* Task to complete: List all lines in the material below that contain "screenshot".

[Figure collection entries]
════════════════

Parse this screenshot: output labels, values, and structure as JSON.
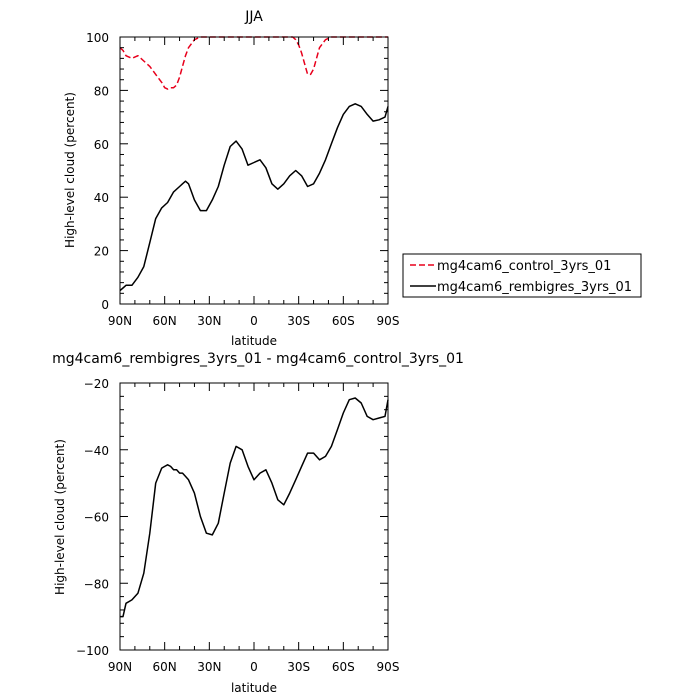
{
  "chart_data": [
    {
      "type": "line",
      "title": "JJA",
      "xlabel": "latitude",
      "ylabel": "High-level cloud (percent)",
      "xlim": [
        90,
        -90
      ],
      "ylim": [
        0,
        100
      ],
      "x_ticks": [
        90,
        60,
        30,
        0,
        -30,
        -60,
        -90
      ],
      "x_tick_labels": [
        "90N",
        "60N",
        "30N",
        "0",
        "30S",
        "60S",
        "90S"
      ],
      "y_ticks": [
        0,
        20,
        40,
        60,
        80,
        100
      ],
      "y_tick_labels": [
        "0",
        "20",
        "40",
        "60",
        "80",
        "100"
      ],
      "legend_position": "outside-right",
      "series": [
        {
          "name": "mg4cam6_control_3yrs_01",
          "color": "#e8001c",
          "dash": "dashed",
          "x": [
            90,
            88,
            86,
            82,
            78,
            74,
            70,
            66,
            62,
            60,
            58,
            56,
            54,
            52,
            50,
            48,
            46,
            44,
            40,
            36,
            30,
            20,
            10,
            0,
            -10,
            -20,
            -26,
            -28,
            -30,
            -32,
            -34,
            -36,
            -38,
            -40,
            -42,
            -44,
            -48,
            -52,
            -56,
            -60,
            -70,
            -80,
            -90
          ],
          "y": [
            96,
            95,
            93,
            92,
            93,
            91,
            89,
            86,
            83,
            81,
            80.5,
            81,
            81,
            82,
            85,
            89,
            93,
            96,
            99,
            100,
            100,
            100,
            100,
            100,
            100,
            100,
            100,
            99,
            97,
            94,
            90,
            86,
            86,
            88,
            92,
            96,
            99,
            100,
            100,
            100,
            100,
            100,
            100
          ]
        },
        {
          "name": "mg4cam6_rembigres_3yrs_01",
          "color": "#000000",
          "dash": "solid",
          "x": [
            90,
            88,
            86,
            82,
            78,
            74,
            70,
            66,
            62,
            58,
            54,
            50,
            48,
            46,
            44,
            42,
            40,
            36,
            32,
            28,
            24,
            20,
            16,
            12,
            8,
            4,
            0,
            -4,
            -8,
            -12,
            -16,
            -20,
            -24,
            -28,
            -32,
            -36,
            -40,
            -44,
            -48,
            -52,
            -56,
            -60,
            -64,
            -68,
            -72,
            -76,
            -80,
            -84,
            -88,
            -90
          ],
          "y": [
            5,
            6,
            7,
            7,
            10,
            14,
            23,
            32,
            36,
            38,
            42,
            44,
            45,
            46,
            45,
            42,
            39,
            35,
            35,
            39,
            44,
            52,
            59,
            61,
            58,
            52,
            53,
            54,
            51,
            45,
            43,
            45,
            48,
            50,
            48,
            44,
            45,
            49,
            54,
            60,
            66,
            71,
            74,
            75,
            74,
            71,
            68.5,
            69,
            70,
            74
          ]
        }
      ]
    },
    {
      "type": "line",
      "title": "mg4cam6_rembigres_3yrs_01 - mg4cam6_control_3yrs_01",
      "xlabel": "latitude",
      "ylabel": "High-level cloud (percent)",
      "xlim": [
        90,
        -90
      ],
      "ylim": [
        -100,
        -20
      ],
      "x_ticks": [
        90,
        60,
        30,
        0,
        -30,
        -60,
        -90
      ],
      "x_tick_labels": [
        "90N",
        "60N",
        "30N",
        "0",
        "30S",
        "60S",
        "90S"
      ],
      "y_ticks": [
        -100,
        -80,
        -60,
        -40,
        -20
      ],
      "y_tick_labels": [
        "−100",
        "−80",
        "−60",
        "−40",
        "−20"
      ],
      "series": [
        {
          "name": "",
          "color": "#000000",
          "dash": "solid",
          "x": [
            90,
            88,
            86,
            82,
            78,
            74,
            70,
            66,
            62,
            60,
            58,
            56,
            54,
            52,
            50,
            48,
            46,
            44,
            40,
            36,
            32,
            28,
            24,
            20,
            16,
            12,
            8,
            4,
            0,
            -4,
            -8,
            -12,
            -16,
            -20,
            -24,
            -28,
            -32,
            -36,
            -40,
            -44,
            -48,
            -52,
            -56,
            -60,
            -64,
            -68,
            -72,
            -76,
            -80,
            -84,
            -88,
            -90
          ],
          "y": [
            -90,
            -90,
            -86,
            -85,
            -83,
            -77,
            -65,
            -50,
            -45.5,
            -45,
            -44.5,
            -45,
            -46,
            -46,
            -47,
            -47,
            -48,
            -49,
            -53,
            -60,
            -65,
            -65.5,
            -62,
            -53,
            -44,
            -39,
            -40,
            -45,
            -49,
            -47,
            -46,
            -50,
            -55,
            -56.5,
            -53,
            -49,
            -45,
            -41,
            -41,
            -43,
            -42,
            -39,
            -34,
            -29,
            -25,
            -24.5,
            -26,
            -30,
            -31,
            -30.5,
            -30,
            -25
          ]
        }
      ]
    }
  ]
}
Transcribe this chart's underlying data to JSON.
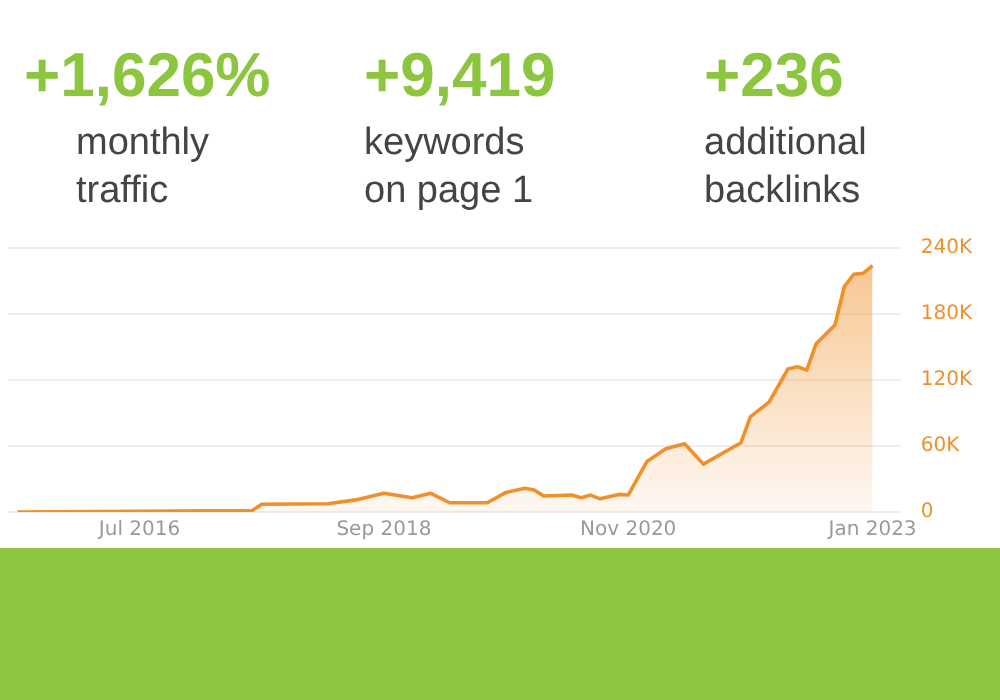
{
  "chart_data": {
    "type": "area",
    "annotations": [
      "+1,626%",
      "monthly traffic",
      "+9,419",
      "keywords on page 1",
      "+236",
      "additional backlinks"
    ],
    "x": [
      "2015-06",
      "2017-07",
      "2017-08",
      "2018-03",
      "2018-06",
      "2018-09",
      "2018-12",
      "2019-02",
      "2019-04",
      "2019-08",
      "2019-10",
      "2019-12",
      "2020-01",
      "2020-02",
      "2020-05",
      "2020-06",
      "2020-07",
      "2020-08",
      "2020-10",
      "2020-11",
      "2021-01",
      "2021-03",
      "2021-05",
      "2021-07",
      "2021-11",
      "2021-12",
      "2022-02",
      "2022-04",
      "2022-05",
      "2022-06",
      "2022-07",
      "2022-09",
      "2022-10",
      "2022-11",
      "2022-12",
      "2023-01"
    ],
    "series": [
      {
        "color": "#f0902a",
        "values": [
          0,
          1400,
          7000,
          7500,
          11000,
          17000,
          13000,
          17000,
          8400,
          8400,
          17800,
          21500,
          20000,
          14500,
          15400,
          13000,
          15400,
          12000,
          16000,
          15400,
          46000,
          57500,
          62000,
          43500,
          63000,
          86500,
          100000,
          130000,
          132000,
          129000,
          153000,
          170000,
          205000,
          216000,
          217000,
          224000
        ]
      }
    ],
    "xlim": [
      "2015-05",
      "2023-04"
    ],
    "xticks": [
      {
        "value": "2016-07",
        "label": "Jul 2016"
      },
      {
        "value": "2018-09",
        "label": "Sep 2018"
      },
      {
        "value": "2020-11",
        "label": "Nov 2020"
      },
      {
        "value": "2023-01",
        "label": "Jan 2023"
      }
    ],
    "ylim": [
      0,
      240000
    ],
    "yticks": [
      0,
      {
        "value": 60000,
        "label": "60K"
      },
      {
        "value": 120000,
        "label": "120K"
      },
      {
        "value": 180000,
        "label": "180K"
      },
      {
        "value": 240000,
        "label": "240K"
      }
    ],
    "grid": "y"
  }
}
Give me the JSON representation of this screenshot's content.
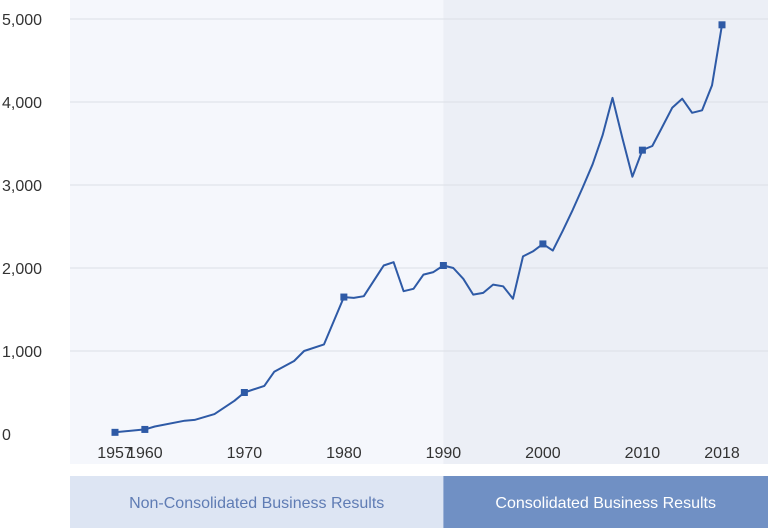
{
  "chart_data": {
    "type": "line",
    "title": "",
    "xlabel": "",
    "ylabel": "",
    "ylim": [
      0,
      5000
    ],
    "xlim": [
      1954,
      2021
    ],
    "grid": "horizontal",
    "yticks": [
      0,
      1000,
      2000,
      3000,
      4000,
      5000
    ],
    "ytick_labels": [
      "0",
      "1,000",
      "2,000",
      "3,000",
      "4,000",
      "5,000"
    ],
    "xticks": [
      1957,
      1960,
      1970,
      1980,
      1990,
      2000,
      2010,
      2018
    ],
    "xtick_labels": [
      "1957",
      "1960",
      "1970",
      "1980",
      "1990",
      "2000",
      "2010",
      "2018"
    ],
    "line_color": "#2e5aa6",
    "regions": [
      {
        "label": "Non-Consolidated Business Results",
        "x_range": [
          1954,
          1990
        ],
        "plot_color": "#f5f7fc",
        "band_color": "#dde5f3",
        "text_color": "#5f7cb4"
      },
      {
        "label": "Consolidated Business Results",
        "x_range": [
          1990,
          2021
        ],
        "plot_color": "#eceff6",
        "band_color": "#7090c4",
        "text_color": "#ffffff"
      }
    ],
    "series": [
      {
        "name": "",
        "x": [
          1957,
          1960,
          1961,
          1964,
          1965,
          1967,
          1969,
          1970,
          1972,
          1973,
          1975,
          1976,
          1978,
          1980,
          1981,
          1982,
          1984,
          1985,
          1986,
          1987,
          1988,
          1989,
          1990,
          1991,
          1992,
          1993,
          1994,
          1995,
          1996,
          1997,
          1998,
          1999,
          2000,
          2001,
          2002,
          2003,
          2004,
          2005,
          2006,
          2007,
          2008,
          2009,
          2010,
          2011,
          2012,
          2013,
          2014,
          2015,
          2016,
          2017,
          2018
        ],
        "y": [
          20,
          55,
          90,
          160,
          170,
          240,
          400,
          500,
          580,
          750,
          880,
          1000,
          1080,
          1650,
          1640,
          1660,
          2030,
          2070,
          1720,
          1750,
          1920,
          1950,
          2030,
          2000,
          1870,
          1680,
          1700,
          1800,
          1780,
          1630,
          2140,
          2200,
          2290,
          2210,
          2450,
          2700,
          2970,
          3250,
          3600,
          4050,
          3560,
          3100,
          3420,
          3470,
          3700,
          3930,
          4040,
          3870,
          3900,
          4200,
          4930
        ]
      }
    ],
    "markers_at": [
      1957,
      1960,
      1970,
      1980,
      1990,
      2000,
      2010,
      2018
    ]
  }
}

════════════════

* Correct output:
Parse this screenshot: output labels, values, and structure as JSON.
Give me the JSON representation of this screenshot's content.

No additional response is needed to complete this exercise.